[Records from a collection]
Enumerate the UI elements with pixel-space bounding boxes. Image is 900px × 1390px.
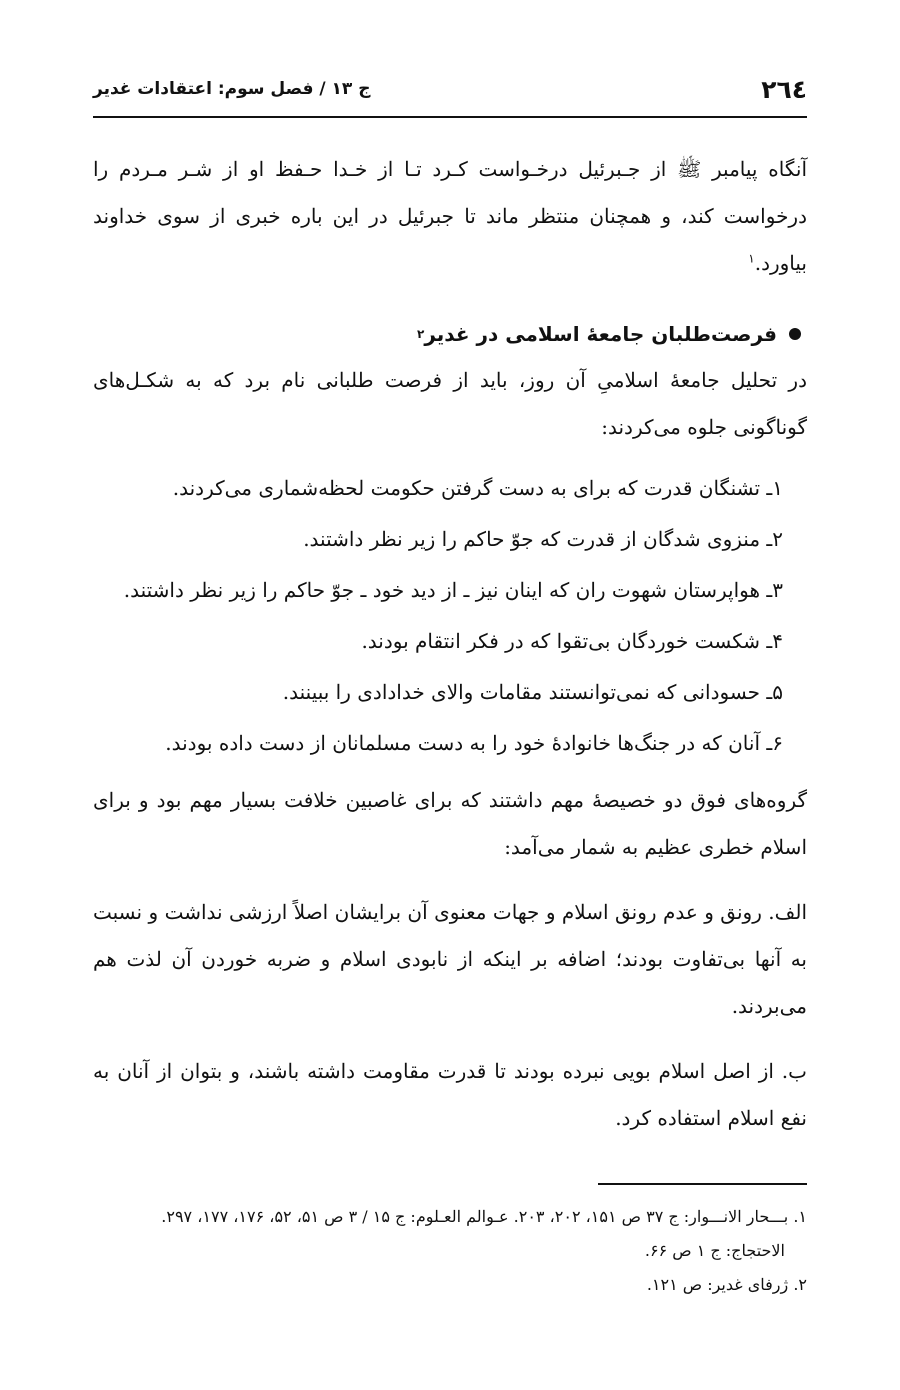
groups-paragraph: گروه‌های فوق دو خصیصهٔ مهم داشتند که برای غاصبین خلافت بسیار مهم بود و برای اسلام خطری عظیم به شمار می‌آمد: — [93, 788, 807, 859]
intro-text: آنگاه پیامبر ﷺ از جـبرئیل درخـواست کـرد تـا از خـدا حـفظ او از شـر مـردم را درخواست کند، و همچنان منتظر ماند تا جبرئیل در این باره خبری از سوی خداوند بیاورد. — [93, 157, 807, 275]
section-heading: فرصت‌طلبان جامعهٔ اسلامی در غدیر ۲ — [93, 311, 807, 357]
analysis-paragraph: در تحلیل جامعهٔ اسلامیِ آن روز، باید از فرصت طلبانی نام برد که به شکـل‌های گوناگونی جلوه می‌کردند: — [93, 368, 807, 439]
footnotes — [93, 1200, 807, 1302]
footnote-rule — [598, 1183, 807, 1185]
section-heading-text: فرصت‌طلبان جامعهٔ اسلامی در غدیر — [424, 322, 777, 346]
footnote-1-continued: الاحتجاج: ج ۱ ص ۶۶. — [644, 1241, 785, 1260]
list-item: ۳ـ هواپرستان شهوت ران که اینان نیز ـ از دید خود ـ جوّ حاکم را زیر نظر داشتند. — [123, 578, 783, 602]
alef-paragraph: الف. رونق و عدم رونق اسلام و جهات معنوی آن برایشان اصلاً ارزشی نداشت و نسبت به آنها بی‌تفاوت بودند؛ اضافه بر اینکه از نابودی اسلام و ضربه خوردن آن لذت هم می‌بردند. — [93, 900, 807, 1018]
list-item: ۴ـ شکست خوردگان بی‌تقوا که در فکر انتقام بودند. — [361, 629, 783, 653]
page-body — [93, 146, 807, 1142]
footnote-ref-1[interactable]: ۱ — [748, 251, 755, 266]
intro-paragraph — [93, 146, 807, 287]
page-header — [93, 74, 807, 104]
header-rule — [93, 116, 807, 118]
list-item: ۱ـ تشنگان قدرت که برای به دست گرفتن حکومت لحظه‌شماری می‌کردند. — [172, 476, 783, 500]
running-head: ج ۱۳ / فصل سوم: اعتقادات غدیر — [93, 79, 371, 99]
footnote-1: ۱. بـــحار الانـــوار: ج ۳۷ ص ۱۵۱، ۲۰۲، ۲۰۳. عـوالم العـلوم: ج ۱۵ / ۳ ص ۵۱، ۵۲، ۱۷۶، ۱۷۷، ۲۹۷. — [161, 1207, 807, 1226]
list-item: ۵ـ حسودانی که نمی‌توانستند مقامات والای خدادادی را ببینند. — [282, 680, 783, 704]
list-item: ۶ـ آنان که در جنگ‌ها خانوادهٔ خود را به دست مسلمانان از دست داده بودند. — [165, 731, 783, 755]
bullet-icon — [789, 328, 801, 340]
footnote-2: ۲. ژرفای غدیر: ص ۱۲۱. — [646, 1275, 807, 1294]
opportunist-list — [93, 463, 807, 769]
list-item: ۲ـ منزوی شدگان از قدرت که جوّ حاکم را زیر نظر داشتند. — [303, 527, 783, 551]
page-number: ۲٦٤ — [761, 74, 807, 104]
be-paragraph: ب. از اصل اسلام بویی نبرده بودند تا قدرت مقاومت داشته باشند، و بتوان از آنان به نفع اسلام استفاده کرد. — [93, 1059, 807, 1130]
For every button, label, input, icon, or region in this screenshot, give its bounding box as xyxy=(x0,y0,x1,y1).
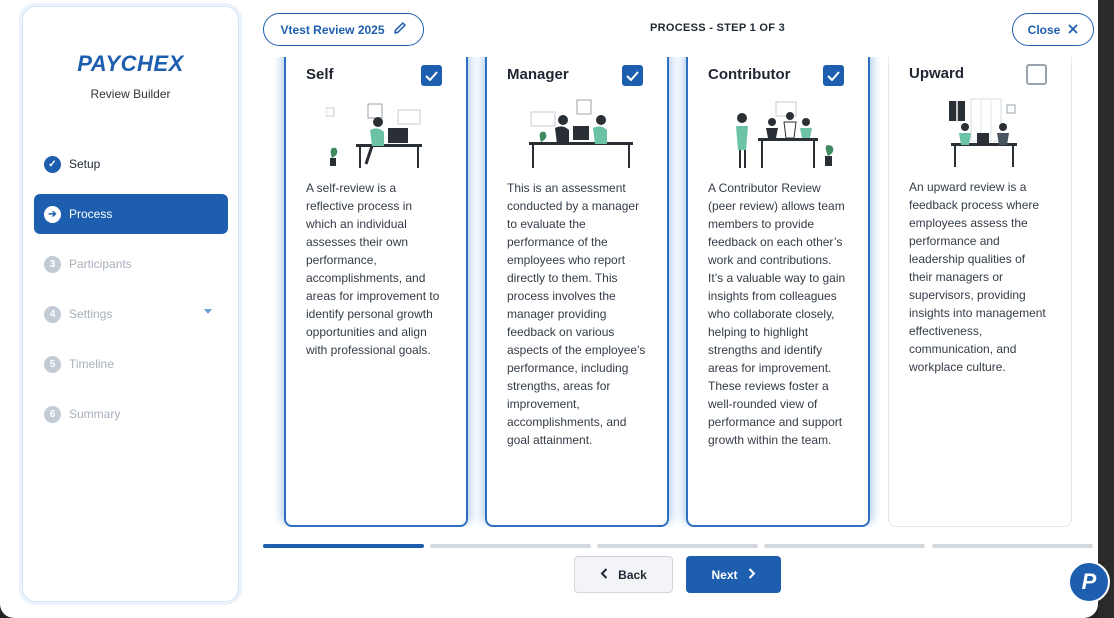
review-card-upward[interactable] xyxy=(888,57,1072,527)
review-card-manager[interactable] xyxy=(485,57,669,527)
chevron-left-icon xyxy=(600,568,608,582)
chevron-down-icon[interactable] xyxy=(204,309,212,314)
close-button[interactable] xyxy=(1012,13,1094,46)
back-label: Back xyxy=(618,567,647,582)
chevron-right-icon xyxy=(748,568,756,582)
step-number: 6 xyxy=(44,406,61,423)
card-title: Manager xyxy=(507,66,569,83)
card-description: A self-review is a reflective process in which an individual assesses their own performance, accomplishments, and areas for improvement to identify personal growth opportunities and align with professional goals. xyxy=(306,181,440,357)
paychex-logo: PAYCHEX xyxy=(77,51,184,76)
manager-review-illustration xyxy=(527,98,637,170)
sidebar-step-settings[interactable] xyxy=(34,294,228,334)
card-description: A Contributor Review (peer review) allows team members to provide feedback on each other’s work and contributions. It’s a valuable way to gain insights from colleagues who collaborate closely, helping to highlight strengths and identify areas for improvement. These reviews foster a well-rounded view of performance and support growth within the team. xyxy=(708,181,846,447)
card-title: Self xyxy=(306,66,334,83)
paychex-assistant-icon[interactable]: P xyxy=(1068,561,1110,603)
card-description: This is an assessment conducted by a manager to evaluate the performance of the employees who report directly to them. This process involves the manager providing feedback on various aspects of the employee's performance, including strengths, areas for improvement, accomplishments, and goal attainment. xyxy=(507,181,646,447)
step-number: 5 xyxy=(44,356,61,373)
page-title: PROCESS - STEP 1 OF 3 xyxy=(649,22,786,34)
review-card-self[interactable] xyxy=(284,57,468,527)
checkbox-unchecked[interactable] xyxy=(1026,64,1047,85)
sidebar-step-timeline[interactable] xyxy=(34,344,228,384)
checkbox-checked[interactable] xyxy=(823,65,844,86)
review-name: Vtest Review 2025 xyxy=(280,22,385,37)
progress-segment xyxy=(932,544,1093,548)
check-circle-icon: ✓ xyxy=(44,156,61,173)
sidebar-step-process[interactable] xyxy=(34,194,228,234)
close-label: Close xyxy=(1027,22,1061,37)
app-subtitle: Review Builder xyxy=(90,87,171,101)
progress-segment xyxy=(764,544,925,548)
progress-segment xyxy=(263,544,424,548)
step-label: Summary xyxy=(69,407,121,421)
step-label: Timeline xyxy=(69,357,114,371)
checkbox-checked[interactable] xyxy=(421,65,442,86)
progress-segment xyxy=(430,544,591,548)
pencil-icon xyxy=(393,21,407,38)
step-label: Settings xyxy=(69,307,113,321)
step-number: 3 xyxy=(44,256,61,273)
step-label: Participants xyxy=(69,257,132,271)
sidebar-step-summary[interactable] xyxy=(34,394,228,434)
review-name-button[interactable] xyxy=(263,13,424,46)
step-label: Process xyxy=(69,207,113,221)
sidebar xyxy=(22,6,239,602)
next-label: Next xyxy=(711,567,738,582)
review-card-contributor[interactable] xyxy=(686,57,870,527)
sidebar-step-participants[interactable] xyxy=(34,244,228,284)
contributor-review-illustration xyxy=(728,98,838,170)
next-button[interactable] xyxy=(686,556,781,593)
close-icon xyxy=(1068,23,1078,37)
self-review-illustration xyxy=(326,98,436,170)
checkbox-checked[interactable] xyxy=(622,65,643,86)
upward-review-illustration xyxy=(929,97,1039,169)
window-scrollbar xyxy=(1098,0,1114,618)
card-description: An upward review is a feedback process where employees assess the performance and leadership qualities of their managers or supervisors, providing insights into management effectiveness, communication, and workplace culture. xyxy=(909,180,1046,374)
sidebar-step-setup[interactable] xyxy=(34,144,228,184)
back-button[interactable] xyxy=(574,556,673,593)
review-type-cards xyxy=(263,57,1098,527)
progress-segment xyxy=(597,544,758,548)
arrow-circle-icon: ➔ xyxy=(44,206,61,223)
step-number: 4 xyxy=(44,306,61,323)
step-label: Setup xyxy=(69,157,101,171)
step-progress xyxy=(263,544,1093,548)
card-title: Contributor xyxy=(708,66,791,83)
card-title: Upward xyxy=(909,65,965,82)
step-list xyxy=(34,144,228,444)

* _Task prompt_
Swap "section-heading" for "section-title" in the part of the records that opens with the line containing "groups-paragraph: گروه‌های فوق" and closes with the line containing "analysis-paragraph: در تحلیل". Give back only those lines, with everything else unchanged.

* _Solution_
groups-paragraph: گروه‌های فوق دو خصیصهٔ مهم داشتند که برای غاصبین خلافت بسیار مهم بود و برای اسلام خطری عظیم به شمار می‌آمد: — [93, 788, 807, 859]
intro-text: آنگاه پیامبر ﷺ از جـبرئیل درخـواست کـرد تـا از خـدا حـفظ او از شـر مـردم را درخواست کند، و همچنان منتظر ماند تا جبرئیل در این باره خبری از سوی خداوند بیاورد. — [93, 157, 807, 275]
section-title: فرصت‌طلبان جامعهٔ اسلامی در غدیر ۲ — [93, 311, 807, 357]
analysis-paragraph: در تحلیل جامعهٔ اسلامیِ آن روز، باید از فرصت طلبانی نام برد که به شکـل‌های گوناگونی جلوه می‌کردند: — [93, 368, 807, 439]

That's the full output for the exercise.